Exercise details >>
Copy out all lines where "this" appears.

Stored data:
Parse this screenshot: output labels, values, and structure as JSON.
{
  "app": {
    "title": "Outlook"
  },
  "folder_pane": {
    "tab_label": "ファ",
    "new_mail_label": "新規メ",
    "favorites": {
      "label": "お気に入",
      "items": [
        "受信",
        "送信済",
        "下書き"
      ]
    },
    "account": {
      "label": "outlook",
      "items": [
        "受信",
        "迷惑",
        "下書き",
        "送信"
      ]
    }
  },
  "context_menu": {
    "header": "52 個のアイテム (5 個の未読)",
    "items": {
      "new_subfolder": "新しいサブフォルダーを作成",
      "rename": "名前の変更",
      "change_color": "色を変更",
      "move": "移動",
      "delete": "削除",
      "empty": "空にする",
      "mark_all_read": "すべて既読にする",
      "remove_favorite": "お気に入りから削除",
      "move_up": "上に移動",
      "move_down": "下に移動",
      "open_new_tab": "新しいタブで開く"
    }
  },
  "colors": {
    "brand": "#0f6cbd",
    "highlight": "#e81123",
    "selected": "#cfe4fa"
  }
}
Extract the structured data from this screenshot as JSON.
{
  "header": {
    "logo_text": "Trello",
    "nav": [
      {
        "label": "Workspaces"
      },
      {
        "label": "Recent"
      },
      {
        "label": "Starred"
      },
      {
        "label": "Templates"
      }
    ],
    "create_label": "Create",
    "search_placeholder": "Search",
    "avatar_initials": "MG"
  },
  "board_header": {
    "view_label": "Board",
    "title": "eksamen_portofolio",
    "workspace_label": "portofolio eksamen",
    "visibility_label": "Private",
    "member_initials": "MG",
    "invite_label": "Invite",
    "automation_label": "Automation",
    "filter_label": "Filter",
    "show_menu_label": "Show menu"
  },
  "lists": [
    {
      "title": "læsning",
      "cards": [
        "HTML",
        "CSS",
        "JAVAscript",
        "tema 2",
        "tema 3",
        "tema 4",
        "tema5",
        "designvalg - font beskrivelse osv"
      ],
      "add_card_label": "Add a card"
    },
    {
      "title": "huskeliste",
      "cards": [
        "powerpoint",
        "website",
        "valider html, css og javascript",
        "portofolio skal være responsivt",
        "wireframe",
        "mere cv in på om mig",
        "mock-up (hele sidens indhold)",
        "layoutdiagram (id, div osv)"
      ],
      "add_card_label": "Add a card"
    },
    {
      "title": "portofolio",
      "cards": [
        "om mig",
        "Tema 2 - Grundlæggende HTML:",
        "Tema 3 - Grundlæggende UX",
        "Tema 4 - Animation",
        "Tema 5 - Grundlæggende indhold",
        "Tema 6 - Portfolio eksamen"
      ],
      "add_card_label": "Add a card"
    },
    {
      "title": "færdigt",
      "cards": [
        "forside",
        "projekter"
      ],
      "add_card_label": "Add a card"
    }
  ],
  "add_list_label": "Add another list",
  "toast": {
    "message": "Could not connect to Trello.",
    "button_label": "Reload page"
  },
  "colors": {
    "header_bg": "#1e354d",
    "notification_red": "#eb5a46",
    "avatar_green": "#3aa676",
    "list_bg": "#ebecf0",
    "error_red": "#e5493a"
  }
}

The answer >>
Parse this screenshot: output labels, values, and structure as JSON.
Extract the structured data from this screenshot as JSON.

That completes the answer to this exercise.